-- Start TASK DATA --

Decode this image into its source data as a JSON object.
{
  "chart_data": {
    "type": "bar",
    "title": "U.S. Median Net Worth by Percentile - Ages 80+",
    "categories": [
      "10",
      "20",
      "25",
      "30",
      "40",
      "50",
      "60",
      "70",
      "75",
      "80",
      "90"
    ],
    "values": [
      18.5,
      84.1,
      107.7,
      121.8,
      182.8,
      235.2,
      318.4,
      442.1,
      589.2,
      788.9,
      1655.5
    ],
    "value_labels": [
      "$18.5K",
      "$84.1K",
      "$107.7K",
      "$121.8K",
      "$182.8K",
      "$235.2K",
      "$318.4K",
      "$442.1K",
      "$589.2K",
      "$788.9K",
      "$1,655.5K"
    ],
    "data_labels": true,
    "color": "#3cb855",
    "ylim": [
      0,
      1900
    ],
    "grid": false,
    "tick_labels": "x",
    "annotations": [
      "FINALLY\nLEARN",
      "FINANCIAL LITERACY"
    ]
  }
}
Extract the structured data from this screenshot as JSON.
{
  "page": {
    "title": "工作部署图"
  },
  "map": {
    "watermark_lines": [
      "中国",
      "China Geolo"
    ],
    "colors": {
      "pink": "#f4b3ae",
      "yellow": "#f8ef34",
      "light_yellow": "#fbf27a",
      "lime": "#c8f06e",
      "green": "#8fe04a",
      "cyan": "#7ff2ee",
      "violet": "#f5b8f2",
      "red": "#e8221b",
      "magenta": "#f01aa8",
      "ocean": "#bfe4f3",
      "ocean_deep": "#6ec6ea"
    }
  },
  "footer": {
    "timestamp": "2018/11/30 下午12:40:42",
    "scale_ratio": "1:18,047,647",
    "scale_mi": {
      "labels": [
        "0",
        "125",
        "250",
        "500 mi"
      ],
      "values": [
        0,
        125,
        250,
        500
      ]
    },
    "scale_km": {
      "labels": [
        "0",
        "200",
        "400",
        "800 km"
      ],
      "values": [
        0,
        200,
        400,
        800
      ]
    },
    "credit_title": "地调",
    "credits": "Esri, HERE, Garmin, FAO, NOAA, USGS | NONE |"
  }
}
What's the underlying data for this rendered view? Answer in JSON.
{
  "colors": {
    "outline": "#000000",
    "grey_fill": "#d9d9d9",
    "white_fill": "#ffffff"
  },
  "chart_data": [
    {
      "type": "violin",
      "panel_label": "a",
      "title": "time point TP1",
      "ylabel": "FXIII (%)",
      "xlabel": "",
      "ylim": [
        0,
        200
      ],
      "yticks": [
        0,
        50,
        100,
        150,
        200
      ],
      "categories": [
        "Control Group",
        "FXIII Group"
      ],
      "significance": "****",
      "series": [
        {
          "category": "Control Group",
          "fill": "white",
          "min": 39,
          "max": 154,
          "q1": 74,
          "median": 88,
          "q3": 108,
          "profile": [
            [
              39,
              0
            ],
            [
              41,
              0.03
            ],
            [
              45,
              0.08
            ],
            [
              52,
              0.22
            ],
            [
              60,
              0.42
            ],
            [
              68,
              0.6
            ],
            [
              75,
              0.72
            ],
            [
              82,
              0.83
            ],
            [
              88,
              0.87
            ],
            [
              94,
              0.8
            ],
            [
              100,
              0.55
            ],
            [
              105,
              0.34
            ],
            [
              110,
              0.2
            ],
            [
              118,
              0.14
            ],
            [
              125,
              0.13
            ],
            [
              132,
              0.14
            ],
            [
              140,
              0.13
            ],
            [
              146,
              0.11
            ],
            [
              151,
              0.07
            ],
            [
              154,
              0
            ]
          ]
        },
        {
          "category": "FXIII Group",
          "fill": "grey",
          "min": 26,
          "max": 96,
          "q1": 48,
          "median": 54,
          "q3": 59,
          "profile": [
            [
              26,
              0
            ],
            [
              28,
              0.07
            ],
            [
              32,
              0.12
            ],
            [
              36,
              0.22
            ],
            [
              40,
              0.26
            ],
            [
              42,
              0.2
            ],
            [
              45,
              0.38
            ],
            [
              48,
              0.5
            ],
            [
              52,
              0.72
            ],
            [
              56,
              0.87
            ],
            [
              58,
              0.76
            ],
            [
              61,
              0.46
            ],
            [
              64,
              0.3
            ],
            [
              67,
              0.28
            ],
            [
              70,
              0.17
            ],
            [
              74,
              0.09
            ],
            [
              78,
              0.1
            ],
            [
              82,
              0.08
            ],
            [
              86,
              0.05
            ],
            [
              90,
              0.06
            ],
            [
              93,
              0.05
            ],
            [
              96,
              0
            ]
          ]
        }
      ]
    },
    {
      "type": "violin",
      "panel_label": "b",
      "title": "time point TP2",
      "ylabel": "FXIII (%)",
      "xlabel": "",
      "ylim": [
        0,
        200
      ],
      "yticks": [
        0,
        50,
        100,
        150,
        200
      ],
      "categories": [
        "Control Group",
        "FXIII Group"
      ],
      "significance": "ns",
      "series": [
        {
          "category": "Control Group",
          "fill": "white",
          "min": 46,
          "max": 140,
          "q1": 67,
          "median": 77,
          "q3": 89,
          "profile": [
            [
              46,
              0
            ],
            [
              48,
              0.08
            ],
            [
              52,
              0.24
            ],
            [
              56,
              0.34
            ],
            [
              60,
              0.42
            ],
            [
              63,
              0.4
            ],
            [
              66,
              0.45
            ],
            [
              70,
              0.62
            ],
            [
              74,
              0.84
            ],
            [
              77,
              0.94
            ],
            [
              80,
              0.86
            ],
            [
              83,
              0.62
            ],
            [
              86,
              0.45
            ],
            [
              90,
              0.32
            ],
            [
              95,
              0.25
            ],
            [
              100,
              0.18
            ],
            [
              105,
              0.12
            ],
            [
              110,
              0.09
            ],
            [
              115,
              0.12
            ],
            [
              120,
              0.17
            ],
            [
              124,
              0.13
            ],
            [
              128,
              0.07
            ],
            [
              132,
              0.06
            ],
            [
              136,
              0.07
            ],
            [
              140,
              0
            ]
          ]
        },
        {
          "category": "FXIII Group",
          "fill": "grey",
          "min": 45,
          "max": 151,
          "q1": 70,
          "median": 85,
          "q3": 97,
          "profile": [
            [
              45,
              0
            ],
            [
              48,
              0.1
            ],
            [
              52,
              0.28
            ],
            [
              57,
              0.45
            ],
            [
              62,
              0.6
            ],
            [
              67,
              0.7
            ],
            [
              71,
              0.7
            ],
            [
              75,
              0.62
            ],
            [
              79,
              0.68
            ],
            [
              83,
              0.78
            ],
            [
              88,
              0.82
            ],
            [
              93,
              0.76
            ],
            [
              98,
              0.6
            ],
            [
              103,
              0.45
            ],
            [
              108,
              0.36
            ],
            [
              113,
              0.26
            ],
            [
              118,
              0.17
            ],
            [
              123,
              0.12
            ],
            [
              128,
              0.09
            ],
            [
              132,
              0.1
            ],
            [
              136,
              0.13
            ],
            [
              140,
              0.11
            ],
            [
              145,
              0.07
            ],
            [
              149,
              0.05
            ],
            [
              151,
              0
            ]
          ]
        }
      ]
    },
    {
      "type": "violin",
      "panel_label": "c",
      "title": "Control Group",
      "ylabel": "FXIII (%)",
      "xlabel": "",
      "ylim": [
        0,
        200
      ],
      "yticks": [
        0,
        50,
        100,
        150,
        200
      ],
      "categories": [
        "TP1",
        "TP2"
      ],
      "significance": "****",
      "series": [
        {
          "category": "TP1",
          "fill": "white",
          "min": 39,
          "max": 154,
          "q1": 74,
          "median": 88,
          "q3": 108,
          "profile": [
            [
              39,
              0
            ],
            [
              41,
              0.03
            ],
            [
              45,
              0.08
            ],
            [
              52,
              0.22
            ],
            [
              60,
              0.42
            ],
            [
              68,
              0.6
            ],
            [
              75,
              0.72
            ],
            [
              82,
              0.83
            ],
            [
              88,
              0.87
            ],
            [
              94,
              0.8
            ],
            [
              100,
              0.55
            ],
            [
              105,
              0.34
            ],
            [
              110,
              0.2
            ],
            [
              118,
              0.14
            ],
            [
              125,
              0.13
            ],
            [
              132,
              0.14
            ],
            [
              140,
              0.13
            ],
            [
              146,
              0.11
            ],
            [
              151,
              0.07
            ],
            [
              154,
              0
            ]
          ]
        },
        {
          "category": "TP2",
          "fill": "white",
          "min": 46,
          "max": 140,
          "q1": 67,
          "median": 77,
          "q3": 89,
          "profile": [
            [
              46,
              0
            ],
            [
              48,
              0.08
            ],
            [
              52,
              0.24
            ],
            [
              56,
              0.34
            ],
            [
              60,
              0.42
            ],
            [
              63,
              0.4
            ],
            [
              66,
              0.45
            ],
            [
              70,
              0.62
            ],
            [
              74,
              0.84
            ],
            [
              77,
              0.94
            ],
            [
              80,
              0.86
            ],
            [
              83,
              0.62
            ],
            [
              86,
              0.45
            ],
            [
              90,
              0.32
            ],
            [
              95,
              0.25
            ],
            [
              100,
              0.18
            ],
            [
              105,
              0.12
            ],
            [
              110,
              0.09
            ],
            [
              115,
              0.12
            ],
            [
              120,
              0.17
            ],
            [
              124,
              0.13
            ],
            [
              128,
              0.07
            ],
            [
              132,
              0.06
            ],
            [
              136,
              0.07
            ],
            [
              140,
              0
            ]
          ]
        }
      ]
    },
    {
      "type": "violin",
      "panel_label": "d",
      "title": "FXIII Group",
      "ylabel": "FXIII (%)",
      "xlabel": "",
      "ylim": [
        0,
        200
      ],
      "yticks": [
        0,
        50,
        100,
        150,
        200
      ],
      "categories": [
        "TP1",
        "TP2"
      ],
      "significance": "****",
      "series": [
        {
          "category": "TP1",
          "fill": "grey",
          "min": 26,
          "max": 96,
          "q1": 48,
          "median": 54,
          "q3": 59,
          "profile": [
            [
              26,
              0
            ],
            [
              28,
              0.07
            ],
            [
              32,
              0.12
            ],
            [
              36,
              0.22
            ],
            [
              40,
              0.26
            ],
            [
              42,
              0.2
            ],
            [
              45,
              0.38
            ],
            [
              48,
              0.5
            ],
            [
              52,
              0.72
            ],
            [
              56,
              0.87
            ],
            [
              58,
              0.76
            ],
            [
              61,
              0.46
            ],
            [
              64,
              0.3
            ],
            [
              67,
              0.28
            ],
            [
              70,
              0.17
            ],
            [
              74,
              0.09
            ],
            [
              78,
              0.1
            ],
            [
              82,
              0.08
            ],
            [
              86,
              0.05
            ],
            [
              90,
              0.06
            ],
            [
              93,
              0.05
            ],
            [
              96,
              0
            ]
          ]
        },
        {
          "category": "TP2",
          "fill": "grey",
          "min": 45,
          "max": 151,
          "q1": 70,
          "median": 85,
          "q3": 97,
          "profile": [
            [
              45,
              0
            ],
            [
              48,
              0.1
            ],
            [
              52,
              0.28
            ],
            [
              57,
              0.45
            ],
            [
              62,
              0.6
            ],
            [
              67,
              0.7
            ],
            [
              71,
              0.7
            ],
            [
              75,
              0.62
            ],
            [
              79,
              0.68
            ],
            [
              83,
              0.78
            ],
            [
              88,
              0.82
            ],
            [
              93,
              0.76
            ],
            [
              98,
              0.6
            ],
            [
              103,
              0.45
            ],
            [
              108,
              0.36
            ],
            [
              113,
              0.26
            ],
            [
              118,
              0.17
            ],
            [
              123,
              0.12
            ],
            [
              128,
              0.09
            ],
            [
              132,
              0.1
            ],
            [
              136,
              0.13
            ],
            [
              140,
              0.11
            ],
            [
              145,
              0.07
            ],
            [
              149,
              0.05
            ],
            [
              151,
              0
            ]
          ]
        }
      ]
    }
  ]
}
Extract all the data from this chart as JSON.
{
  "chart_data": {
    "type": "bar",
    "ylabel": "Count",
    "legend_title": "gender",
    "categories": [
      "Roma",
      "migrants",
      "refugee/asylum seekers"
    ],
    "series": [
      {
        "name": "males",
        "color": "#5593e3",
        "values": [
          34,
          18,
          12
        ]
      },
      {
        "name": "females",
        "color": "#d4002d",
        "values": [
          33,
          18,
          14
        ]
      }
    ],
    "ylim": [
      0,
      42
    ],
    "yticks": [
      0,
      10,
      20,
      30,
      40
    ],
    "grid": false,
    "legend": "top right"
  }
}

-- End TASK DATA --

◆ SHORT TASK
Take the line that contains "Extract all the data from this chart as JSON." and every line after it through the end of the listing above, and repeat them exactly.

◆ REPLY
Extract all the data from this chart as JSON.
{
  "chart_data": {
    "type": "bar",
    "ylabel": "Count",
    "legend_title": "gender",
    "categories": [
      "Roma",
      "migrants",
      "refugee/asylum seekers"
    ],
    "series": [
      {
        "name": "males",
        "color": "#5593e3",
        "values": [
          34,
          18,
          12
        ]
      },
      {
        "name": "females",
        "color": "#d4002d",
        "values": [
          33,
          18,
          14
        ]
      }
    ],
    "ylim": [
      0,
      42
    ],
    "yticks": [
      0,
      10,
      20,
      30,
      40
    ],
    "grid": false,
    "legend": "top right"
  }
}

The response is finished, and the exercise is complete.